++++ Information supplied ++++

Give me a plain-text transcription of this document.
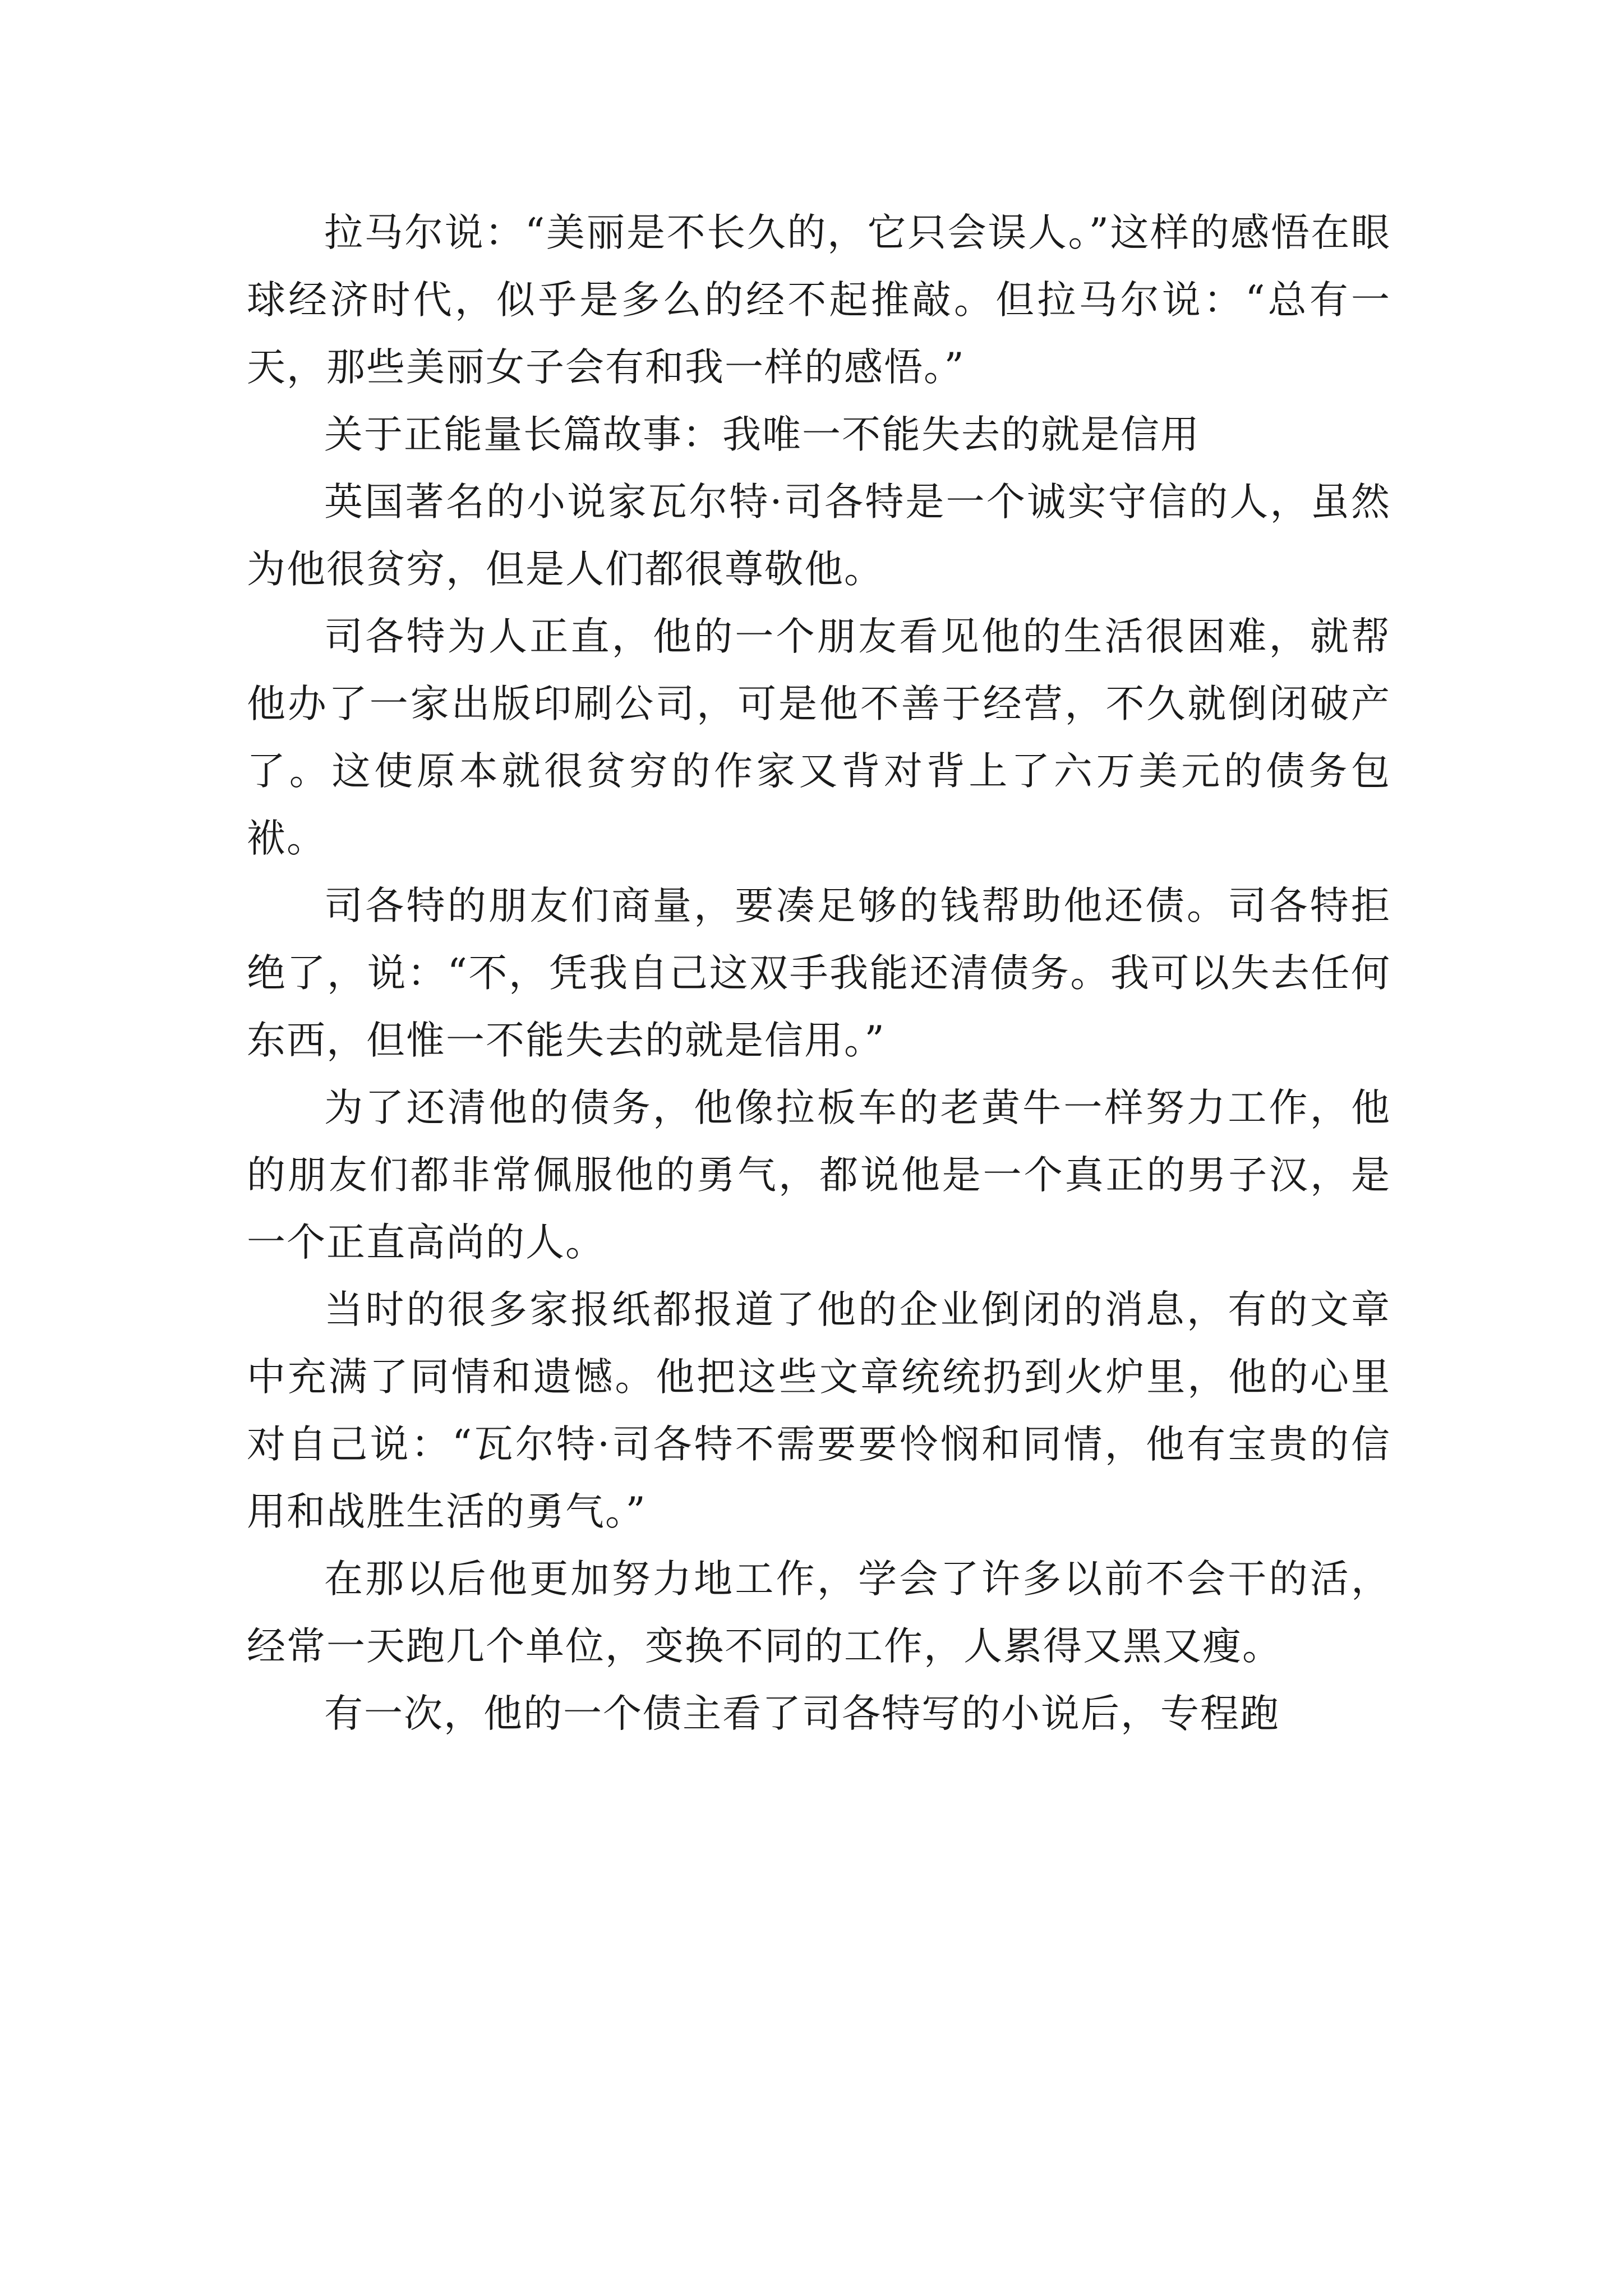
拉马尔说：“美丽是不长久的，它只会误人。”这样的感悟在眼球经济时代，似乎是多么的经不起推敲。但拉马尔说：“总有一天，那些美丽女子会有和我一样的感悟。”

关于正能量长篇故事：我唯一不能失去的就是信用

英国著名的小说家瓦尔特·司各特是一个诚实守信的人，虽然为他很贫穷，但是人们都很尊敬他。

司各特为人正直，他的一个朋友看见他的生活很困难，就帮他办了一家出版印刷公司，可是他不善于经营，不久就倒闭破产了。这使原本就很贫穷的作家又背对背上了六万美元的债务包袱。

司各特的朋友们商量，要凑足够的钱帮助他还债。司各特拒绝了，说：“不，凭我自己这双手我能还清债务。我可以失去任何东西，但惟一不能失去的就是信用。”

为了还清他的债务，他像拉板车的老黄牛一样努力工作，他的朋友们都非常佩服他的勇气，都说他是一个真正的男子汉，是一个正直高尚的人。

当时的很多家报纸都报道了他的企业倒闭的消息，有的文章中充满了同情和遗憾。他把这些文章统统扔到火炉里，他的心里对自己说：“瓦尔特·司各特不需要要怜悯和同情，他有宝贵的信用和战胜生活的勇气。”

在那以后他更加努力地工作，学会了许多以前不会干的活，经常一天跑几个单位，变换不同的工作，人累得又黑又瘦。

有一次，他的一个债主看了司各特写的小说后，专程跑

++++

**Aim:**
Reproduce the full material exactly, excluding the pictures.

**Final answer:**
Give me a plain-text transcription of this document.
拉马尔说：“美丽是不长久的，它只会误人。”这样的感悟在眼球经济时代，似乎是多么的经不起推敲。但拉马尔说：“总有一天，那些美丽女子会有和我一样的感悟。”

关于正能量长篇故事：我唯一不能失去的就是信用

英国著名的小说家瓦尔特·司各特是一个诚实守信的人，虽然为他很贫穷，但是人们都很尊敬他。

司各特为人正直，他的一个朋友看见他的生活很困难，就帮他办了一家出版印刷公司，可是他不善于经营，不久就倒闭破产了。这使原本就很贫穷的作家又背对背上了六万美元的债务包袱。

司各特的朋友们商量，要凑足够的钱帮助他还债。司各特拒绝了，说：“不，凭我自己这双手我能还清债务。我可以失去任何东西，但惟一不能失去的就是信用。”

为了还清他的债务，他像拉板车的老黄牛一样努力工作，他的朋友们都非常佩服他的勇气，都说他是一个真正的男子汉，是一个正直高尚的人。

当时的很多家报纸都报道了他的企业倒闭的消息，有的文章中充满了同情和遗憾。他把这些文章统统扔到火炉里，他的心里对自己说：“瓦尔特·司各特不需要要怜悯和同情，他有宝贵的信用和战胜生活的勇气。”

在那以后他更加努力地工作，学会了许多以前不会干的活，经常一天跑几个单位，变换不同的工作，人累得又黑又瘦。

有一次，他的一个债主看了司各特写的小说后，专程跑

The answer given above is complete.